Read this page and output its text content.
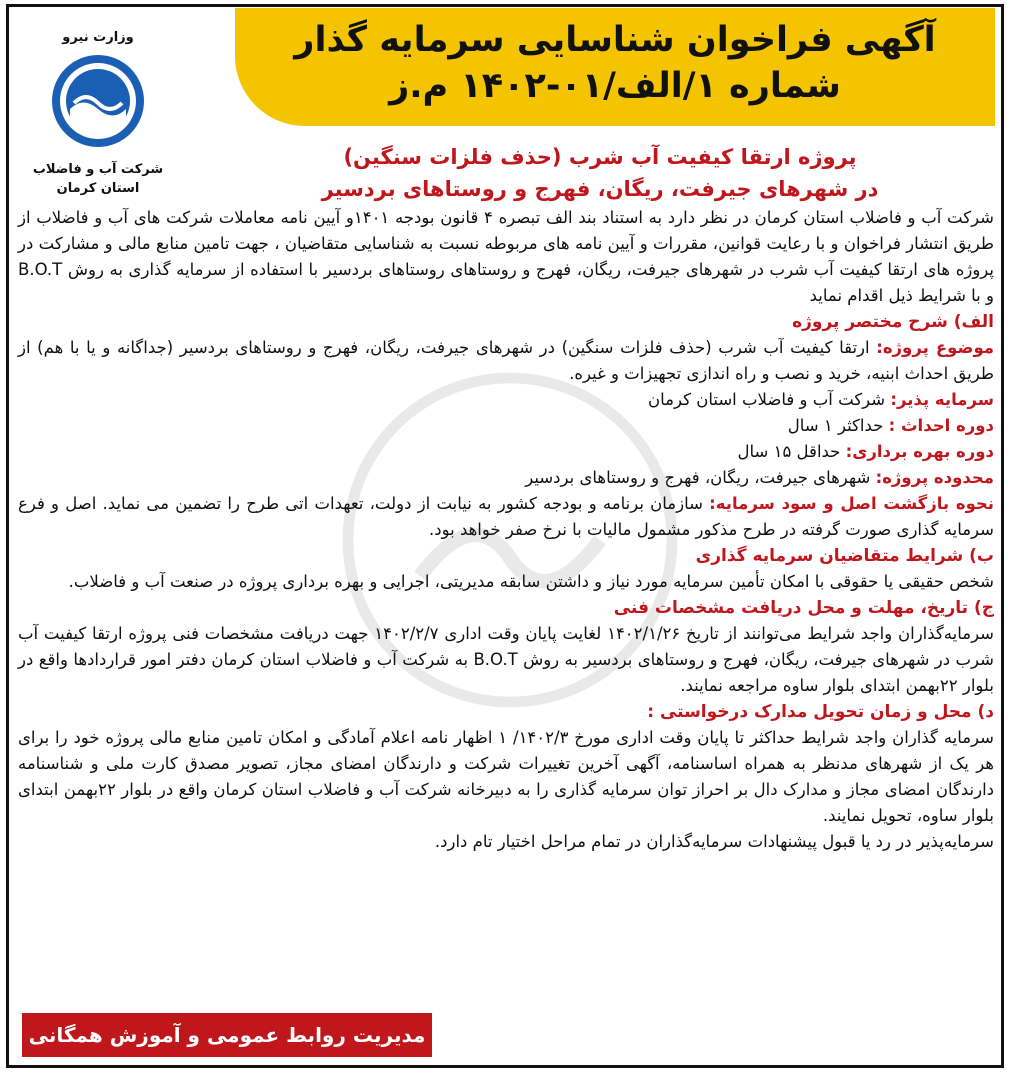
وزارت نیرو
شرکت آب و فاضلاب
استان کرمان
آگهی فراخوان شناسایی سرمایه گذار
شماره ۱/الف/۰۱-۱۴۰۲ م.ز
پروژه ارتقا کیفیت آب شرب (حذف فلزات سنگین)
در شهرهای جیرفت، ریگان، فهرج و روستاهای بردسیر

شرکت آب و فاضلاب استان کرمان در نظر دارد به استناد بند الف تبصره ۴ قانون بودجه ۱۴۰۱و آیین نامه معاملات شرکت های آب و فاضلاب از طریق انتشار فراخوان و با رعایت قوانین، مقررات و آیین نامه های مربوطه نسبت به شناسایی متقاضیان ، جهت تامین منابع مالی و مشارکت در پروژه های ارتقا کیفیت آب شرب در شهرهای جیرفت، ریگان، فهرج و روستاهای روستاهای بردسیر با استفاده از سرمایه گذاری به روش B.O.T و با شرایط ذیل اقدام نماید

الف) شرح مختصر پروژه

موضوع پروژه: ارتقا کیفیت آب شرب (حذف فلزات سنگین) در شهرهای جیرفت، ریگان، فهرج و روستاهای بردسیر (جداگانه و یا با هم) از طریق احداث ابنیه، خرید و نصب و راه اندازی تجهیزات و غیره.

سرمایه پذیر: شرکت آب و فاضلاب استان کرمان

دوره احداث : حداکثر ۱ سال

دوره بهره برداری: حداقل ۱۵ سال

محدوده پروژه: شهرهای جیرفت، ریگان، فهرج و روستاهای بردسیر

نحوه بازگشت اصل و سود سرمایه: سازمان برنامه و بودجه کشور به نیابت از دولت، تعهدات اتی طرح را تضمین می نماید. اصل و فرع سرمایه گذاری صورت گرفته در طرح مذکور مشمول مالیات با نرخ صفر خواهد بود.

ب) شرایط متقاضیان سرمایه گذاری

شخص حقیقی یا حقوقی با امکان تأمین سرمایه مورد نیاز و داشتن سابقه مدیریتی، اجرایی و بهره برداری پروژه در صنعت آب و فاضلاب.

ج) تاریخ، مهلت و محل دریافت مشخصات فنی

سرمایه‌گذاران واجد شرایط می‌توانند از تاریخ ۱۴۰۲/۱/۲۶ لغایت پایان وقت اداری ۱۴۰۲/۲/۷ جهت دریافت مشخصات فنی پروژه ارتقا کیفیت آب شرب در شهرهای جیرفت، ریگان، فهرج و روستاهای بردسیر به روش B.O.T به شرکت آب و فاضلاب استان کرمان دفتر امور قراردادها واقع در بلوار ۲۲بهمن ابتدای بلوار ساوه مراجعه نمایند.

د) محل و زمان تحویل مدارک درخواستی :

سرمایه گذاران واجد شرایط حداکثر تا پایان وقت اداری مورخ ۱۴۰۲/۳/ ۱ اظهار نامه اعلام آمادگی و امکان تامین منابع مالی پروژه خود را برای هر یک از شهرهای مدنظر به همراه اساسنامه، آگهی آخرین تغییرات شرکت و دارندگان امضای مجاز، تصویر مصدق کارت ملی و شناسنامه دارندگان امضای مجاز و مدارک دال بر احراز توان سرمایه گذاری را به دبیرخانه شرکت آب و فاضلاب استان کرمان واقع در بلوار ۲۲بهمن ابتدای بلوار ساوه، تحویل نمایند.

سرمایه‌پذیر در رد یا قبول پیشنهادات سرمایه‌گذاران در تمام مراحل اختیار تام دارد.

مدیریت روابط عمومی و آموزش همگانی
---------------
» **WHAT IS REQUIRED**: Write out the entries again, exactly as given, skipping any images.

» **FULL SOLUTION**:
Read this page and output its text content.
وزارت نیرو
شرکت آب و فاضلاب
استان کرمان
آگهی فراخوان شناسایی سرمایه گذار
شماره ۱/الف/۰۱-۱۴۰۲ م.ز
پروژه ارتقا کیفیت آب شرب (حذف فلزات سنگین)
در شهرهای جیرفت، ریگان، فهرج و روستاهای بردسیر

شرکت آب و فاضلاب استان کرمان در نظر دارد به استناد بند الف تبصره ۴ قانون بودجه ۱۴۰۱و آیین نامه معاملات شرکت های آب و فاضلاب از طریق انتشار فراخوان و با رعایت قوانین، مقررات و آیین نامه های مربوطه نسبت به شناسایی متقاضیان ، جهت تامین منابع مالی و مشارکت در پروژه های ارتقا کیفیت آب شرب در شهرهای جیرفت، ریگان، فهرج و روستاهای روستاهای بردسیر با استفاده از سرمایه گذاری به روش B.O.T و با شرایط ذیل اقدام نماید

الف) شرح مختصر پروژه

موضوع پروژه: ارتقا کیفیت آب شرب (حذف فلزات سنگین) در شهرهای جیرفت، ریگان، فهرج و روستاهای بردسیر (جداگانه و یا با هم) از طریق احداث ابنیه، خرید و نصب و راه اندازی تجهیزات و غیره.

سرمایه پذیر: شرکت آب و فاضلاب استان کرمان

دوره احداث : حداکثر ۱ سال

دوره بهره برداری: حداقل ۱۵ سال

محدوده پروژه: شهرهای جیرفت، ریگان، فهرج و روستاهای بردسیر

نحوه بازگشت اصل و سود سرمایه: سازمان برنامه و بودجه کشور به نیابت از دولت، تعهدات اتی طرح را تضمین می نماید. اصل و فرع سرمایه گذاری صورت گرفته در طرح مذکور مشمول مالیات با نرخ صفر خواهد بود.

ب) شرایط متقاضیان سرمایه گذاری

شخص حقیقی یا حقوقی با امکان تأمین سرمایه مورد نیاز و داشتن سابقه مدیریتی، اجرایی و بهره برداری پروژه در صنعت آب و فاضلاب.

ج) تاریخ، مهلت و محل دریافت مشخصات فنی

سرمایه‌گذاران واجد شرایط می‌توانند از تاریخ ۱۴۰۲/۱/۲۶ لغایت پایان وقت اداری ۱۴۰۲/۲/۷ جهت دریافت مشخصات فنی پروژه ارتقا کیفیت آب شرب در شهرهای جیرفت، ریگان، فهرج و روستاهای بردسیر به روش B.O.T به شرکت آب و فاضلاب استان کرمان دفتر امور قراردادها واقع در بلوار ۲۲بهمن ابتدای بلوار ساوه مراجعه نمایند.

د) محل و زمان تحویل مدارک درخواستی :

سرمایه گذاران واجد شرایط حداکثر تا پایان وقت اداری مورخ ۱۴۰۲/۳/ ۱ اظهار نامه اعلام آمادگی و امکان تامین منابع مالی پروژه خود را برای هر یک از شهرهای مدنظر به همراه اساسنامه، آگهی آخرین تغییرات شرکت و دارندگان امضای مجاز، تصویر مصدق کارت ملی و شناسنامه دارندگان امضای مجاز و مدارک دال بر احراز توان سرمایه گذاری را به دبیرخانه شرکت آب و فاضلاب استان کرمان واقع در بلوار ۲۲بهمن ابتدای بلوار ساوه، تحویل نمایند.

سرمایه‌پذیر در رد یا قبول پیشنهادات سرمایه‌گذاران در تمام مراحل اختیار تام دارد.

مدیریت روابط عمومی و آموزش همگانی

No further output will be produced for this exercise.